### EXERCISE PROMPT
Give the data again exactly as written, skipping any pictures.

### Collection entries
....................

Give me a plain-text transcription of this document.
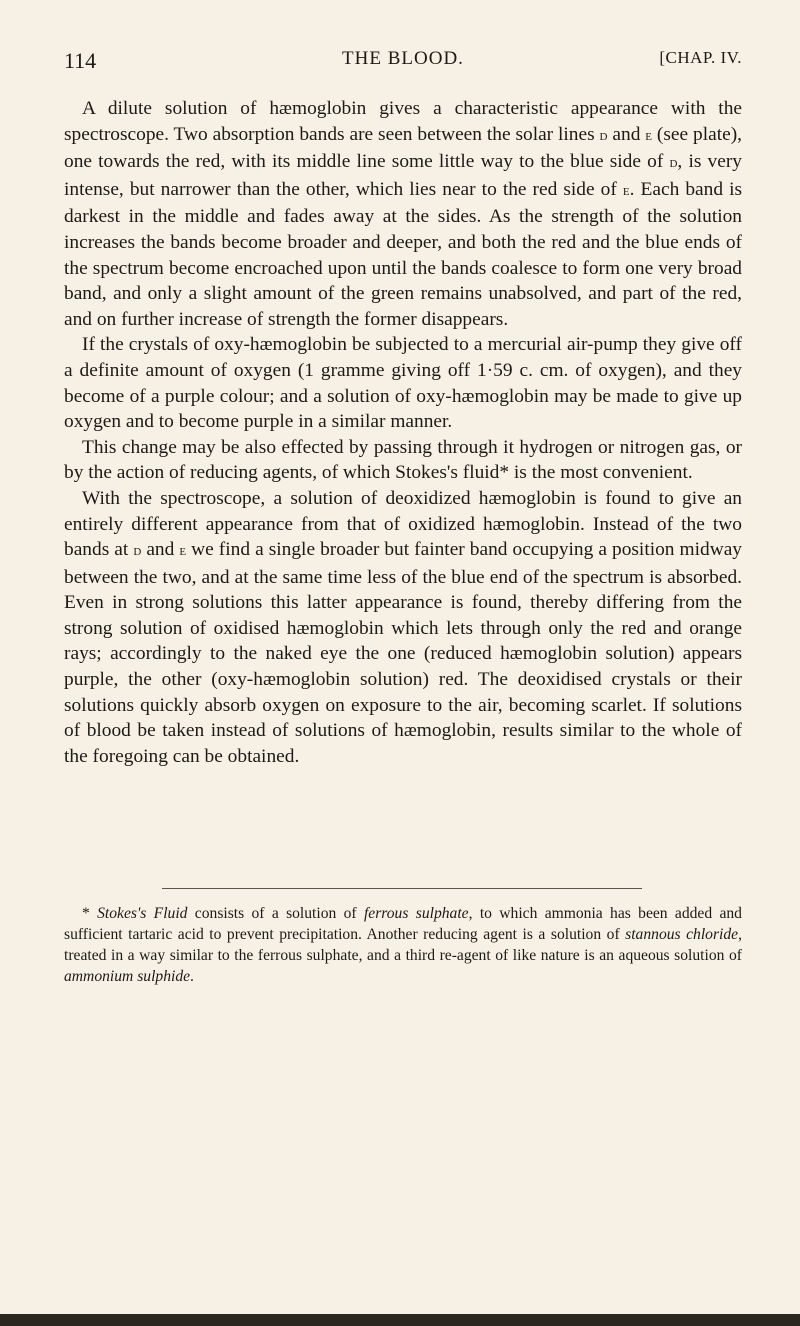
114	THE BLOOD.	[CHAP. IV.

A dilute solution of hæmoglobin gives a characteristic appearance with the spectroscope. Two absorption bands are seen between the solar lines d and e (see plate), one towards the red, with its middle line some little way to the blue side of d, is very intense, but narrower than the other, which lies near to the red side of e. Each band is darkest in the middle and fades away at the sides. As the strength of the solution increases the bands become broader and deeper, and both the red and the blue ends of the spectrum become encroached upon until the bands coalesce to form one very broad band, and only a slight amount of the green remains unabsolved, and part of the red, and on further increase of strength the former disappears.

If the crystals of oxy-hæmoglobin be subjected to a mercurial air-pump they give off a definite amount of oxygen (1 gramme giving off 1·59 c. cm. of oxygen), and they become of a purple colour; and a solution of oxy-hæmoglobin may be made to give up oxygen and to become purple in a similar manner.

This change may be also effected by passing through it hydrogen or nitrogen gas, or by the action of reducing agents, of which Stokes's fluid* is the most convenient.

With the spectroscope, a solution of deoxidized hæmoglobin is found to give an entirely different appearance from that of oxidized hæmoglobin. Instead of the two bands at d and e we find a single broader but fainter band occupying a position midway between the two, and at the same time less of the blue end of the spectrum is absorbed. Even in strong solutions this latter appearance is found, thereby differing from the strong solution of oxidised hæmoglobin which lets through only the red and orange rays; accordingly to the naked eye the one (reduced hæmoglobin solution) appears purple, the other (oxy-hæmoglobin solution) red. The deoxidised crystals or their solutions quickly absorb oxygen on exposure to the air, becoming scarlet. If solutions of blood be taken instead of solutions of hæmoglobin, results similar to the whole of the foregoing can be obtained.

* Stokes's Fluid consists of a solution of ferrous sulphate, to which ammonia has been added and sufficient tartaric acid to prevent precipitation. Another reducing agent is a solution of stannous chloride, treated in a way similar to the ferrous sulphate, and a third re-agent of like nature is an aqueous solution of ammonium sulphide.
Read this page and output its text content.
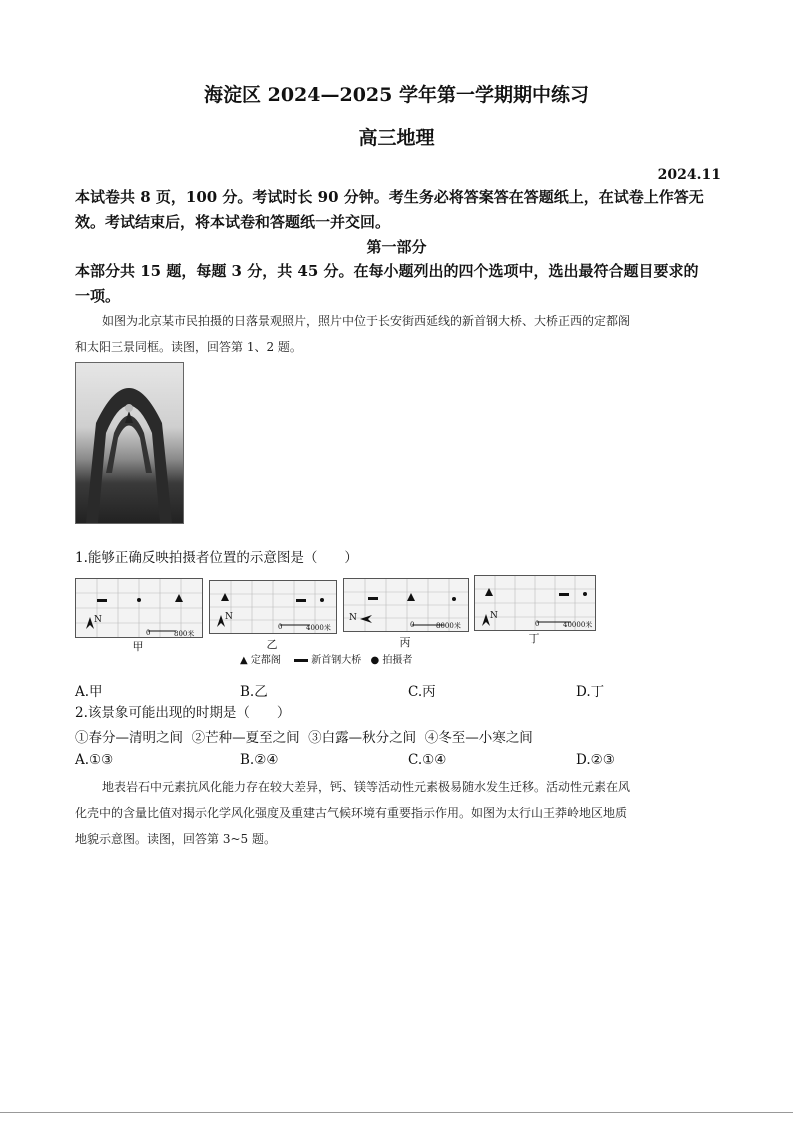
海淀区 2024—2025 学年第一学期期中练习
高三地理
2024.11
本试卷共 8 页，100 分。考试时长 90 分钟。考生务必将答案答在答题纸上，在试卷上作答无
效。考试结束后，将本试卷和答题纸一并交回。
第一部分
本部分共 15 题，每题 3 分，共 45 分。在每小题列出的四个选项中，选出最符合题目要求的
一项。
如图为北京某市民拍摄的日落景观照片，照片中位于长安街西延线的新首钢大桥、大桥正西的定都阁
和太阳三景同框。读图，回答第 1、2 题。
1.能够正确反映拍摄者位置的示意图是（　　）
N
0	800米
甲
N
0	4000米
乙
N
0	8000米
丙
N
0	40000米
丁
▲ 定都阁	新首钢大桥 ● 拍摄者
A.甲	B.乙	C.丙	D.丁
2.该景象可能出现的时期是（　　）
①春分—清明之间  ②芒种—夏至之间  ③白露—秋分之间  ④冬至—小寒之间
A.①③	B.②④	C.①④	D.②③
地表岩石中元素抗风化能力存在较大差异，钙、镁等活动性元素极易随水发生迁移。活动性元素在风
化壳中的含量比值对揭示化学风化强度及重建古气候环境有重要指示作用。如图为太行山王莽岭地区地质
地貌示意图。读图，回答第 3~5 题。
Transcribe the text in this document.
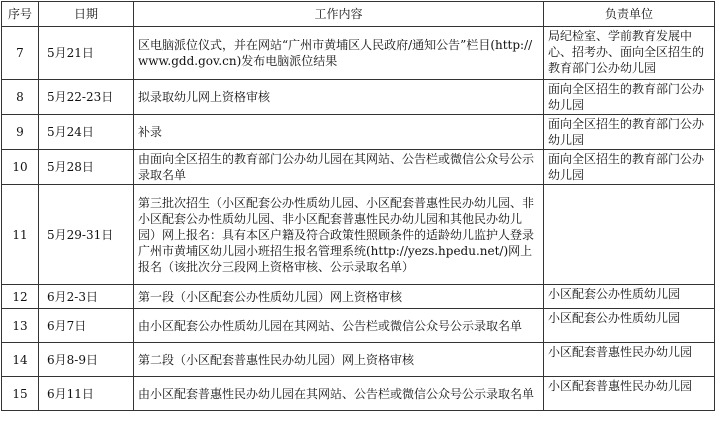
序号	日期	工作内容	负责单位
7	5月21日	区电脑派位仪式，并在网站“广州市黄埔区人民政府/通知公告”栏目(http://www.gdd.gov.cn)发布电脑派位结果	局纪检室、学前教育发展中心、招考办、面向全区招生的教育部门公办幼儿园
8	5月22-23日	拟录取幼儿网上资格审核	面向全区招生的教育部门公办幼儿园
9	5月24日	补录	面向全区招生的教育部门公办幼儿园
10	5月28日	由面向全区招生的教育部门公办幼儿园在其网站、公告栏或微信公众号公示录取名单	面向全区招生的教育部门公办幼儿园
11	5月29-31日	第三批次招生（小区配套公办性质幼儿园、小区配套普惠性民办幼儿园、非小区配套公办性质幼儿园、非小区配套普惠性民办幼儿园和其他民办幼儿园）网上报名：具有本区户籍及符合政策性照顾条件的适龄幼儿监护人登录广州市黄埔区幼儿园小班招生报名管理系统(http://yezs.hpedu.net/)网上报名（该批次分三段网上资格审核、公示录取名单）	
12	6月2-3日	第一段（小区配套公办性质幼儿园）网上资格审核	小区配套公办性质幼儿园
13	6月7日	由小区配套公办性质幼儿园在其网站、公告栏或微信公众号公示录取名单	小区配套公办性质幼儿园
14	6月8-9日	第二段（小区配套普惠性民办幼儿园）网上资格审核	小区配套普惠性民办幼儿园
15	6月11日	由小区配套普惠性民办幼儿园在其网站、公告栏或微信公众号公示录取名单	小区配套普惠性民办幼儿园
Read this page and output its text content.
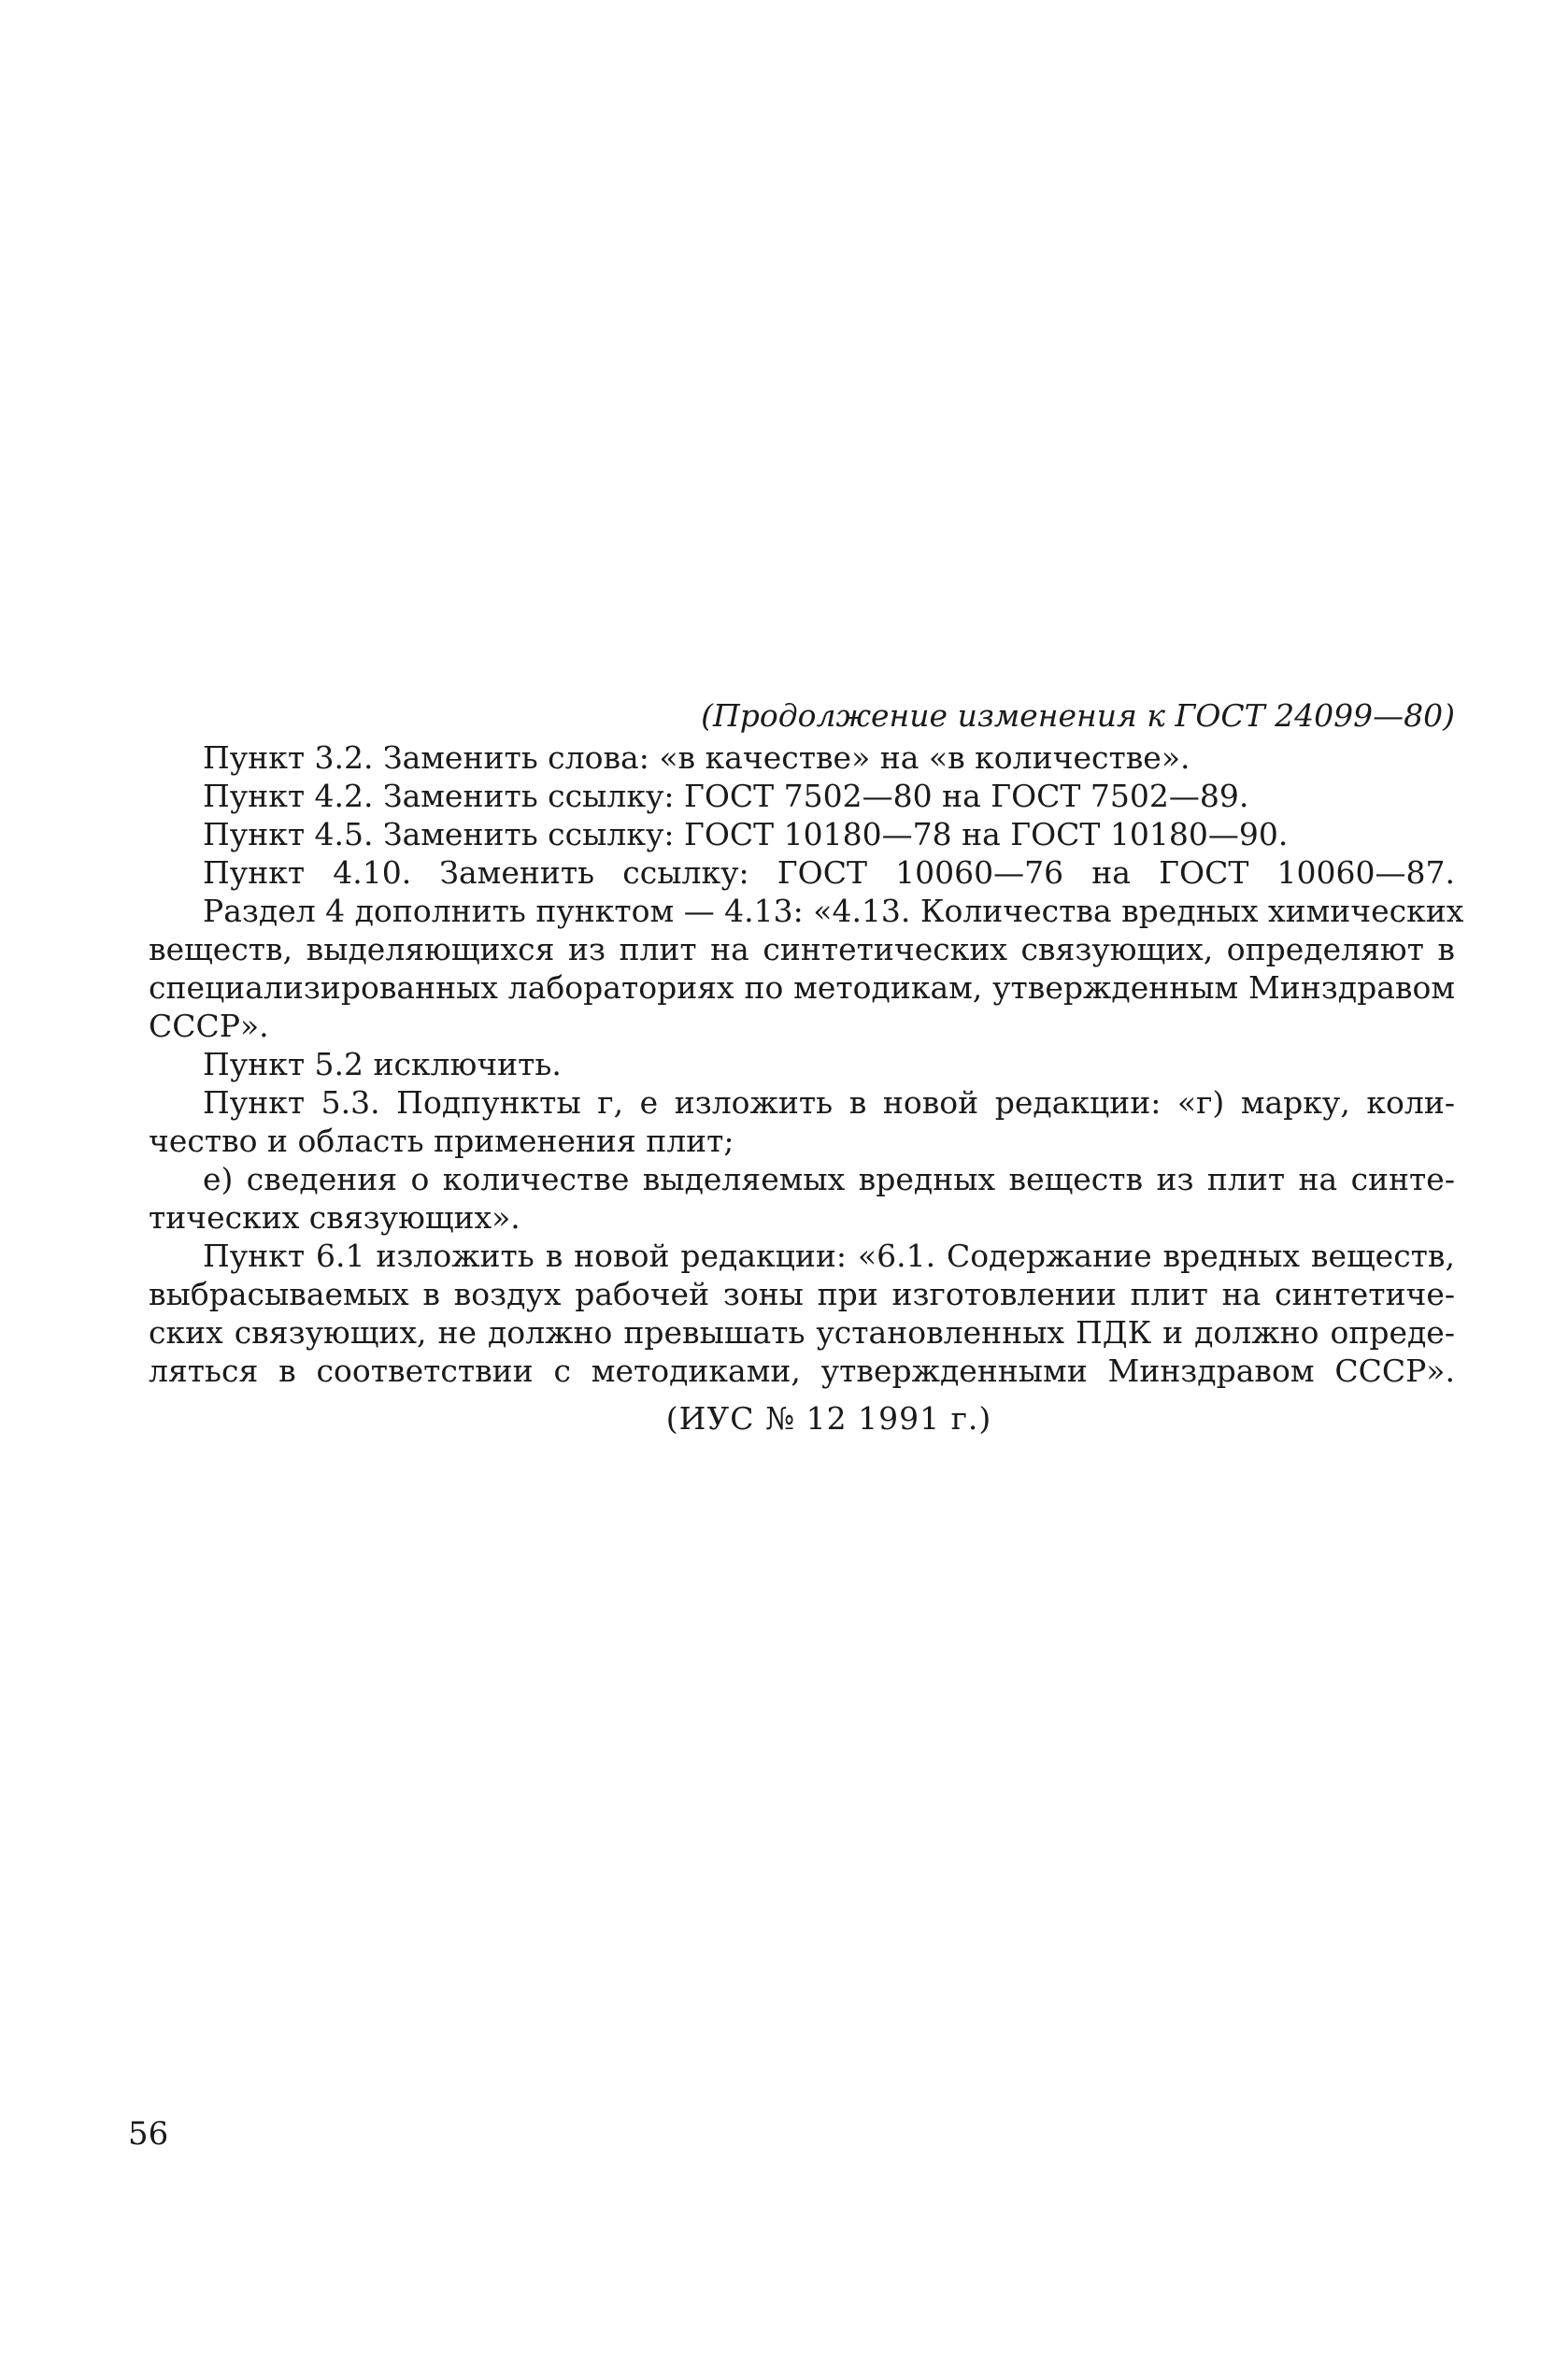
(Продолжение изменения к ГОСТ 24099—80)
Пункт 3.2. Заменить слова: «в качестве» на «в количестве».
Пункт 4.2. Заменить ссылку: ГОСТ 7502—80 на ГОСТ 7502—89.
Пункт 4.5. Заменить ссылку: ГОСТ 10180—78 на ГОСТ 10180—90.
Пункт 4.10. Заменить ссылку: ГОСТ 10060—76 на ГОСТ 10060—87.
Раздел 4 дополнить пунктом — 4.13: «4.13. Количества вредных химических
веществ, выделяющихся из плит на синтетических связующих, определяют в
специализированных лабораториях по методикам, утвержденным Минздравом
СССР».
Пункт 5.2 исключить.
Пункт 5.3. Подпункты г, е изложить в новой редакции: «г) марку, коли-
чество и область применения плит;
е) сведения о количестве выделяемых вредных веществ из плит на синте-
тических связующих».
Пункт 6.1 изложить в новой редакции: «6.1. Содержание вредных веществ,
выбрасываемых в воздух рабочей зоны при изготовлении плит на синтетиче-
ских связующих, не должно превышать установленных ПДК и должно опреде-
ляться в соответствии с методиками, утвержденными Минздравом СССР».
(ИУС № 12 1991 г.)
56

....................

### OUTPUT BELOW
Give me a plain-text transcription of this document.
114	THE BLOOD.	[CHAP. IV.

A dilute solution of hæmoglobin gives a characteristic appearance with the spectroscope. Two absorption bands are seen between the solar lines d and e (see plate), one towards the red, with its middle line some little way to the blue side of d, is very intense, but narrower than the other, which lies near to the red side of e. Each band is darkest in the middle and fades away at the sides. As the strength of the solution increases the bands become broader and deeper, and both the red and the blue ends of the spectrum become encroached upon until the bands coalesce to form one very broad band, and only a slight amount of the green remains unabsolved, and part of the red, and on further increase of strength the former disappears.

If the crystals of oxy-hæmoglobin be subjected to a mercurial air-pump they give off a definite amount of oxygen (1 gramme giving off 1·59 c. cm. of oxygen), and they become of a purple colour; and a solution of oxy-hæmoglobin may be made to give up oxygen and to become purple in a similar manner.

This change may be also effected by passing through it hydrogen or nitrogen gas, or by the action of reducing agents, of which Stokes's fluid* is the most convenient.

With the spectroscope, a solution of deoxidized hæmoglobin is found to give an entirely different appearance from that of oxidized hæmoglobin. Instead of the two bands at d and e we find a single broader but fainter band occupying a position midway between the two, and at the same time less of the blue end of the spectrum is absorbed. Even in strong solutions this latter appearance is found, thereby differing from the strong solution of oxidised hæmoglobin which lets through only the red and orange rays; accordingly to the naked eye the one (reduced hæmoglobin solution) appears purple, the other (oxy-hæmoglobin solution) red. The deoxidised crystals or their solutions quickly absorb oxygen on exposure to the air, becoming scarlet. If solutions of blood be taken instead of solutions of hæmoglobin, results similar to the whole of the foregoing can be obtained.

* Stokes's Fluid consists of a solution of ferrous sulphate, to which ammonia has been added and sufficient tartaric acid to prevent precipitation. Another reducing agent is a solution of stannous chloride, treated in a way similar to the ferrous sulphate, and a third re-agent of like nature is an aqueous solution of ammonium sulphide.
Read this page and output its text content.
海淀区 2024—2025 学年第一学期期中练习
高三地理
2024.11
本试卷共 8 页，100 分。考试时长 90 分钟。考生务必将答案答在答题纸上，在试卷上作答无
效。考试结束后，将本试卷和答题纸一并交回。
第一部分
本部分共 15 题，每题 3 分，共 45 分。在每小题列出的四个选项中，选出最符合题目要求的
一项。
如图为北京某市民拍摄的日落景观照片，照片中位于长安街西延线的新首钢大桥、大桥正西的定都阁
和太阳三景同框。读图，回答第 1、2 题。
1.能够正确反映拍摄者位置的示意图是（　　）
N
0	800米
甲
N
0	4000米
乙
N
0	8000米
丙
N
0	40000米
丁
▲ 定都阁	新首钢大桥 ● 拍摄者
A.甲	B.乙	C.丙	D.丁
2.该景象可能出现的时期是（　　）
①春分—清明之间  ②芒种—夏至之间  ③白露—秋分之间  ④冬至—小寒之间
A.①③	B.②④	C.①④	D.②③
地表岩石中元素抗风化能力存在较大差异，钙、镁等活动性元素极易随水发生迁移。活动性元素在风
化壳中的含量比值对揭示化学风化强度及重建古气候环境有重要指示作用。如图为太行山王莽岭地区地质
地貌示意图。读图，回答第 3~5 题。
Transcribe the text in this document.
序号	日期	工作内容	负责单位
7	5月21日	区电脑派位仪式，并在网站“广州市黄埔区人民政府/通知公告”栏目(http://www.gdd.gov.cn)发布电脑派位结果	局纪检室、学前教育发展中心、招考办、面向全区招生的教育部门公办幼儿园
8	5月22-23日	拟录取幼儿网上资格审核	面向全区招生的教育部门公办幼儿园
9	5月24日	补录	面向全区招生的教育部门公办幼儿园
10	5月28日	由面向全区招生的教育部门公办幼儿园在其网站、公告栏或微信公众号公示录取名单	面向全区招生的教育部门公办幼儿园
11	5月29-31日	第三批次招生（小区配套公办性质幼儿园、小区配套普惠性民办幼儿园、非小区配套公办性质幼儿园、非小区配套普惠性民办幼儿园和其他民办幼儿园）网上报名：具有本区户籍及符合政策性照顾条件的适龄幼儿监护人登录广州市黄埔区幼儿园小班招生报名管理系统(http://yezs.hpedu.net/)网上报名（该批次分三段网上资格审核、公示录取名单）	
12	6月2-3日	第一段（小区配套公办性质幼儿园）网上资格审核	小区配套公办性质幼儿园
13	6月7日	由小区配套公办性质幼儿园在其网站、公告栏或微信公众号公示录取名单	小区配套公办性质幼儿园
14	6月8-9日	第二段（小区配套普惠性民办幼儿园）网上资格审核	小区配套普惠性民办幼儿园
15	6月11日	由小区配套普惠性民办幼儿园在其网站、公告栏或微信公众号公示录取名单	小区配套普惠性民办幼儿园
Read this page and output its text content.
(Продолжение изменения к ГОСТ 24099—80)
Пункт 3.2. Заменить слова: «в качестве» на «в количестве».
Пункт 4.2. Заменить ссылку: ГОСТ 7502—80 на ГОСТ 7502—89.
Пункт 4.5. Заменить ссылку: ГОСТ 10180—78 на ГОСТ 10180—90.
Пункт 4.10. Заменить ссылку: ГОСТ 10060—76 на ГОСТ 10060—87.
Раздел 4 дополнить пунктом — 4.13: «4.13. Количества вредных химических
веществ, выделяющихся из плит на синтетических связующих, определяют в
специализированных лабораториях по методикам, утвержденным Минздравом
СССР».
Пункт 5.2 исключить.
Пункт 5.3. Подпункты г, е изложить в новой редакции: «г) марку, коли-
чество и область применения плит;
е) сведения о количестве выделяемых вредных веществ из плит на синте-
тических связующих».
Пункт 6.1 изложить в новой редакции: «6.1. Содержание вредных веществ,
выбрасываемых в воздух рабочей зоны при изготовлении плит на синтетиче-
ских связующих, не должно превышать установленных ПДК и должно опреде-
ляться в соответствии с методиками, утвержденными Минздравом СССР».
(ИУС № 12 1991 г.)
56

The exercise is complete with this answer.